───── SUPPLIED DATA ─────

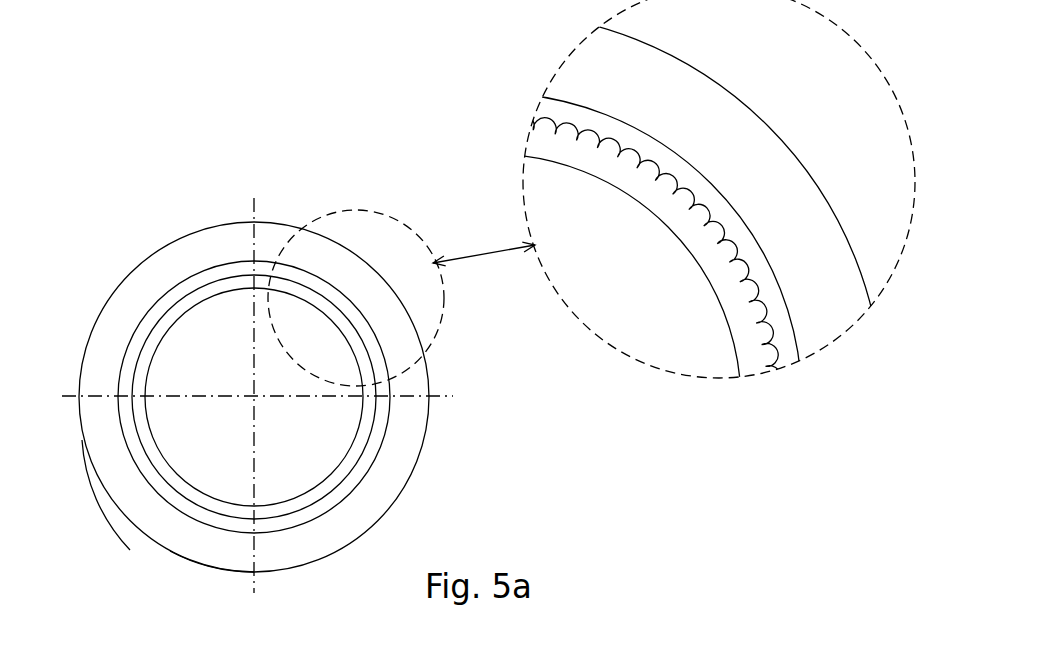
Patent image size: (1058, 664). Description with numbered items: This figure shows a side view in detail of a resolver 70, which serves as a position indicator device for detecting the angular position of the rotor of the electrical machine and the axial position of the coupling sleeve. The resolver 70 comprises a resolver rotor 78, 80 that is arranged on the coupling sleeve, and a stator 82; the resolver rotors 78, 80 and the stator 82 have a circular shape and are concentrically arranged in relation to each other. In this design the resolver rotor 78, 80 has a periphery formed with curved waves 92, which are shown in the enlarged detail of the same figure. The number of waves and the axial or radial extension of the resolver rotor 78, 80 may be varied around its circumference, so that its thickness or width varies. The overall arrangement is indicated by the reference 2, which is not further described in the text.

The tubular body / device 2 is at (90, 534).
The resolver 70 is at (420, 501).
The resolver rotor 78 is at (170, 290).
The resolver rotor 80 is at (254, 397).
The stator 82 is at (207, 552).
The curved waves 92 is at (609, 138).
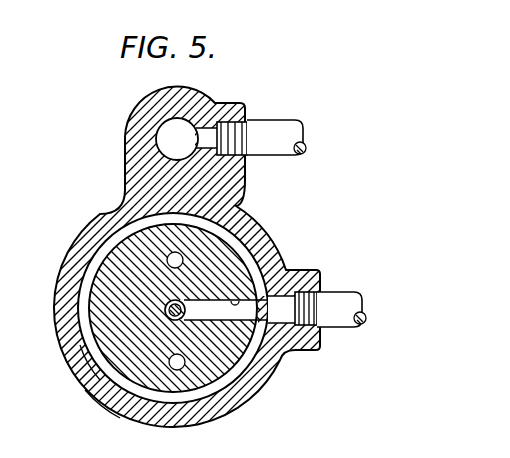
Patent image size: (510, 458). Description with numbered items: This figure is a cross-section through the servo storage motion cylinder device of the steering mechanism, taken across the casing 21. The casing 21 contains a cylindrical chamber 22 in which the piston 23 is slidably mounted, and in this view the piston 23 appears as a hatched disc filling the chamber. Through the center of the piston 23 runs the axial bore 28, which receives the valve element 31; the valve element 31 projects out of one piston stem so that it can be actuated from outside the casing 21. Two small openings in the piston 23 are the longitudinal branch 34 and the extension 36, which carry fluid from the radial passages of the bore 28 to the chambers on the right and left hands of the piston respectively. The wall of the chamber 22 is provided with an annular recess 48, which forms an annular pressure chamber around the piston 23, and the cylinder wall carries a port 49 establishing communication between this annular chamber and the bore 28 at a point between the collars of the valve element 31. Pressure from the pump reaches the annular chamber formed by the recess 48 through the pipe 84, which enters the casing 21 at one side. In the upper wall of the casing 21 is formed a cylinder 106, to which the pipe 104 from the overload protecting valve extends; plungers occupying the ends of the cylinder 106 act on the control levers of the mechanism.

The casing 21 is at (104, 225).
The cylindrical chamber 22 is at (78, 352).
The piston 23 is at (217, 378).
The axial bore 28 is at (110, 405).
The valve element 31 is at (163, 308).
The longitudinal branch 34 is at (177, 364).
The extension 36 is at (176, 259).
The annular recess 48 is at (79, 298).
The port 49 is at (260, 298).
The pipe 84 is at (362, 311).
The pipe 104 is at (283, 128).
The cylinder 106 is at (164, 134).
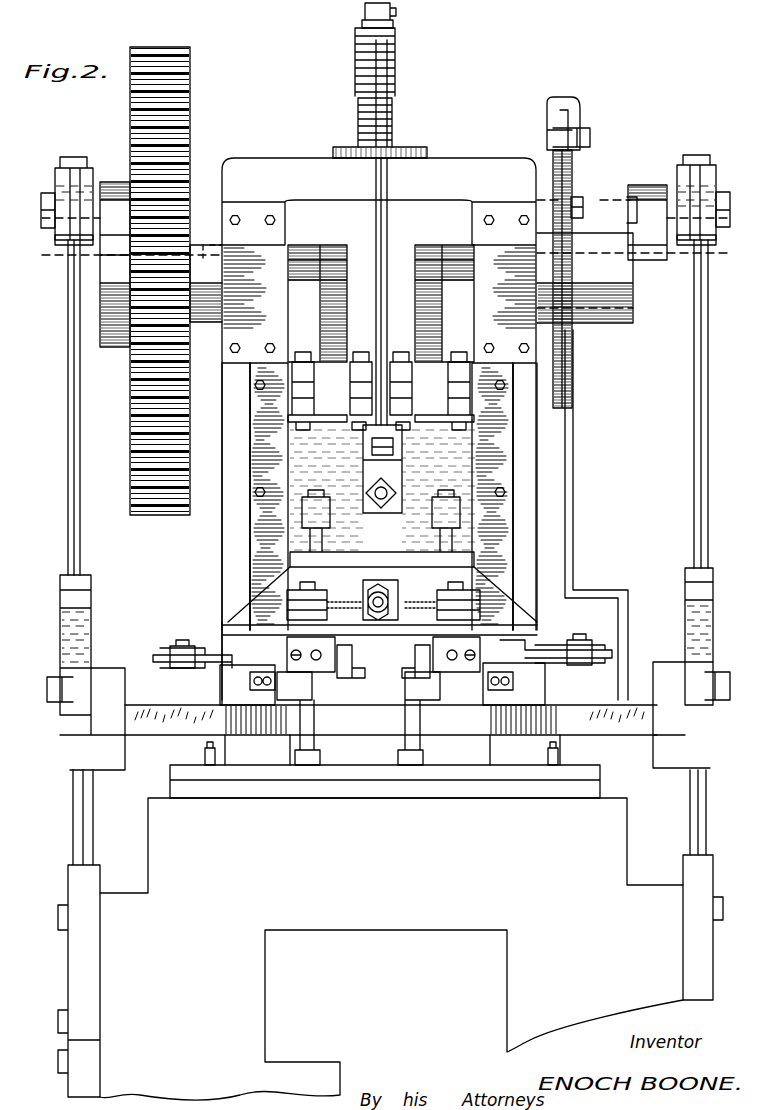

─────

## PROBLEM REQUIREMENTS
Copy out all of the lines above word for word, leaving out the pictures.

## RESPONSE TO THE EXERCISE
Patent image size: (1058, 664). Description with numbered items: This figure shows a side view in detail of a resolver 70, which serves as a position indicator device for detecting the angular position of the rotor of the electrical machine and the axial position of the coupling sleeve. The resolver 70 comprises a resolver rotor 78, 80 that is arranged on the coupling sleeve, and a stator 82; the resolver rotors 78, 80 and the stator 82 have a circular shape and are concentrically arranged in relation to each other. In this design the resolver rotor 78, 80 has a periphery formed with curved waves 92, which are shown in the enlarged detail of the same figure. The number of waves and the axial or radial extension of the resolver rotor 78, 80 may be varied around its circumference, so that its thickness or width varies. The overall arrangement is indicated by the reference 2, which is not further described in the text.

The tubular body / device 2 is at (90, 534).
The resolver 70 is at (420, 501).
The resolver rotor 78 is at (170, 290).
The resolver rotor 80 is at (254, 397).
The stator 82 is at (207, 552).
The curved waves 92 is at (609, 138).
Patent image size: (510, 458). Description with numbered items: This figure is a cross-section through the servo storage motion cylinder device of the steering mechanism, taken across the casing 21. The casing 21 contains a cylindrical chamber 22 in which the piston 23 is slidably mounted, and in this view the piston 23 appears as a hatched disc filling the chamber. Through the center of the piston 23 runs the axial bore 28, which receives the valve element 31; the valve element 31 projects out of one piston stem so that it can be actuated from outside the casing 21. Two small openings in the piston 23 are the longitudinal branch 34 and the extension 36, which carry fluid from the radial passages of the bore 28 to the chambers on the right and left hands of the piston respectively. The wall of the chamber 22 is provided with an annular recess 48, which forms an annular pressure chamber around the piston 23, and the cylinder wall carries a port 49 establishing communication between this annular chamber and the bore 28 at a point between the collars of the valve element 31. Pressure from the pump reaches the annular chamber formed by the recess 48 through the pipe 84, which enters the casing 21 at one side. In the upper wall of the casing 21 is formed a cylinder 106, to which the pipe 104 from the overload protecting valve extends; plungers occupying the ends of the cylinder 106 act on the control levers of the mechanism.

The casing 21 is at (104, 225).
The cylindrical chamber 22 is at (78, 352).
The piston 23 is at (217, 378).
The axial bore 28 is at (110, 405).
The valve element 31 is at (163, 308).
The longitudinal branch 34 is at (177, 364).
The extension 36 is at (176, 259).
The annular recess 48 is at (79, 298).
The port 49 is at (260, 298).
The pipe 84 is at (362, 311).
The pipe 104 is at (283, 128).
The cylinder 106 is at (164, 134).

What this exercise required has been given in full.